## 文档
☆ ☆ ☆

最近在看左神新书 《Go 语言设计与实现》的垃圾收集器时产生一个疑惑,花了点时间搞清楚了记录一下。
Go 语言垃圾回收的实现使用了标记清除算法,将对象的状态抽象成黑色(活跃对象)、灰色(活跃对象中间状态)、白色(潜在垃圾对象也是所有对象的默认状态)三种,注意没有具体的字段标记颜色。
整个标记过程就是把白色对象标黑的过程:
1.首先将 ROOT 根对象(包括全局变量、goroutine 栈上的对象等)放入到灰色集合
2.选一个灰色对象,标成黑色,将所有可达的子对象放入到灰色集合
3.重复2的步骤,直到灰色集合中为空
下图是书上的插图,看上去是一个典型的深度优先搜索的算法。
下图是刘丹冰写的《Golang 修养之路》的插图,看上去是一个典型的广度优先搜索的算法。
我疑惑的点在于这个标记过程是深度优先算法还是广度优先算法,因为很多文章博客对此都没有很清楚的说明,作为学习者这种细节其实也不影响对整个 GC 流程的理解,但是这种细节我非常喜欢扣:)
对着书和源码摸索着大致找到了一个结果是深度优先。下面看下大致的过程,源码基于1.15.2版本:
gcStart 是 Go 语言三种条件触发 GC 的共同入口
func gcStart(trigger gcTrigger) {
......
// 启动后台标记任务
gcBgMarkStartWorkers()
......
}
启动后台标记任务
func gcBgMarkStartWorkers() {
// Background marking is performed by per-P G's. Ensure that
// each P has a background GC G.
for _, p := range allp {
if p.gcBgMarkWorker == 0 {
// 为每个处理器创建用于执行后台标记任务的 Goroutine
go gcBgMarkWorker(p)
......
}
}
}
为每个处理器创建用于执行后台标记任务的 Goroutine
func gcBgMarkWorker(_p_ *p) {
......
for {
// Go to sleep until woken by gcController.findRunnable.
// We can't releasem yet since even the call to gopark
// may be preempted.

☆ ☆ ☆

## 列表
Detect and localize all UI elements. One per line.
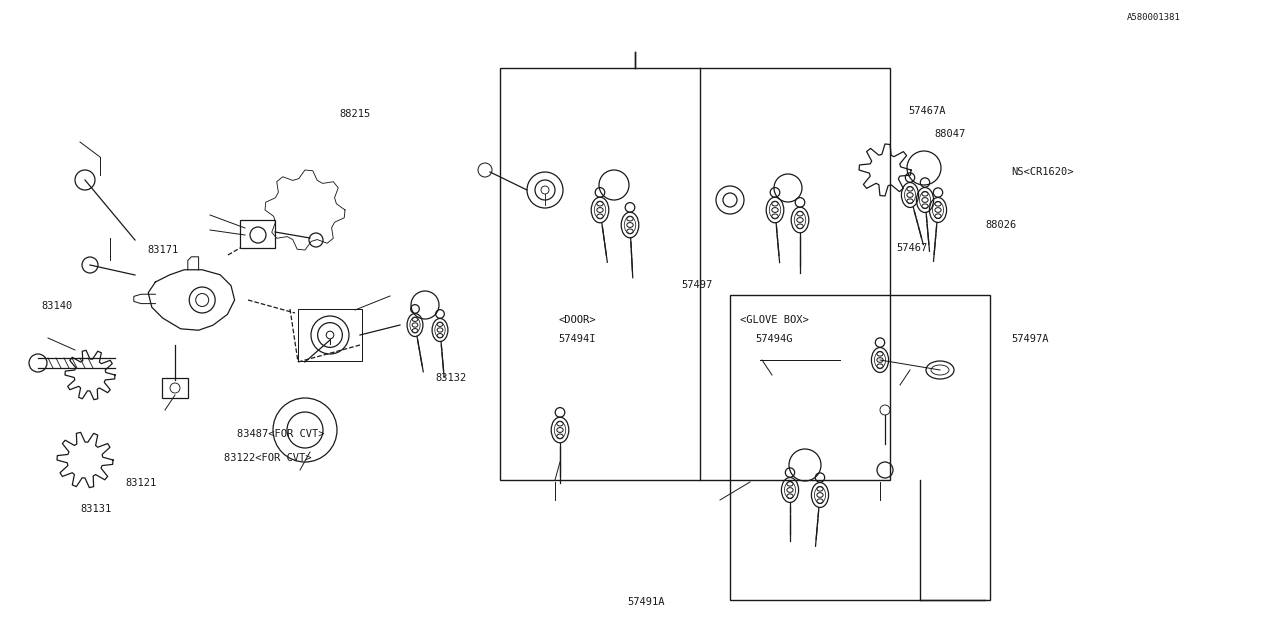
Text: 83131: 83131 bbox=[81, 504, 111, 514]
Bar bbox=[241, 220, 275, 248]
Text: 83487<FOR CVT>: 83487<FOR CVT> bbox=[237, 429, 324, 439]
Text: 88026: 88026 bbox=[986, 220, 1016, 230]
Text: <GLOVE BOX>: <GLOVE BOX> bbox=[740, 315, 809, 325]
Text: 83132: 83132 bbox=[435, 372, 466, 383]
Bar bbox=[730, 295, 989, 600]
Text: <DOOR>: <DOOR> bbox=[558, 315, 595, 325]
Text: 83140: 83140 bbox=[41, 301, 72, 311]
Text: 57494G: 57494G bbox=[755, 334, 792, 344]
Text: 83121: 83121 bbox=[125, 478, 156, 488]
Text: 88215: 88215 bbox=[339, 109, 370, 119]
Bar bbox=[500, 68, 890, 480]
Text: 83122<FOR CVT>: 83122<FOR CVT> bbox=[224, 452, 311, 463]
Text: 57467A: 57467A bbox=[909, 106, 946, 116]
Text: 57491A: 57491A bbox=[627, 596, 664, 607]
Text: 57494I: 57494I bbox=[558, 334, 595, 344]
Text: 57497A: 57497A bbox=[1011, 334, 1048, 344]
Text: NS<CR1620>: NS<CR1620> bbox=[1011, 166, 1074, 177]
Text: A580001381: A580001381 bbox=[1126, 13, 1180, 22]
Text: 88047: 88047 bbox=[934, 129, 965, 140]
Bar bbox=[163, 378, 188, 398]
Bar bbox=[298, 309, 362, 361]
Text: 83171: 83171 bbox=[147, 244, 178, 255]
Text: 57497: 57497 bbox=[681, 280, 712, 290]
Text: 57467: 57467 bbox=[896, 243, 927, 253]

☆ ☆ ☆

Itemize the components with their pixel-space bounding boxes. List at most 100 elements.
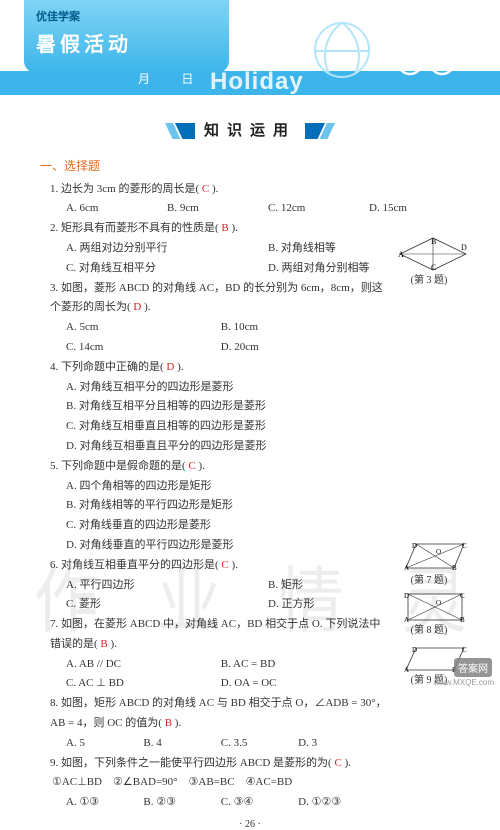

☆ ☆ ☆

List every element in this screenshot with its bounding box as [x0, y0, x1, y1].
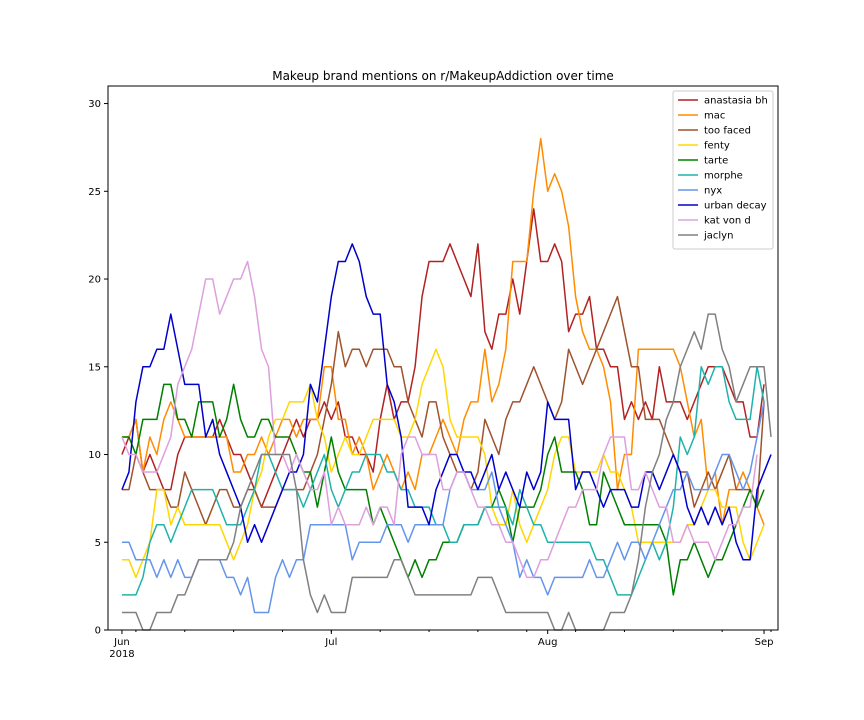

☆ ☆ ☆

## 任务要求
请逐字引用上方文档中从“最近在看左神新书 《Go 语言设计与实现》的垃圾收集器时产生一个疑惑,花了点时间搞清楚了记录一下。”开始、到“下图是书上的插图,看上去是一个典型的深度优先搜索的算法。”为止(包含这一句)的内容。

## 任务回答
最近在看左神新书 《Go 语言设计与实现》的垃圾收集器时产生一个疑惑,花了点时间搞清楚了记录一下。
Go 语言垃圾回收的实现使用了标记清除算法,将对象的状态抽象成黑色(活跃对象)、灰色(活跃对象中间状态)、白色(潜在垃圾对象也是所有对象的默认状态)三种,注意没有具体的字段标记颜色。
整个标记过程就是把白色对象标黑的过程:
1.首先将 ROOT 根对象(包括全局变量、goroutine 栈上的对象等)放入到灰色集合
2.选一个灰色对象,标成黑色,将所有可达的子对象放入到灰色集合
3.重复2的步骤,直到灰色集合中为空
下图是书上的插图,看上去是一个典型的深度优先搜索的算法。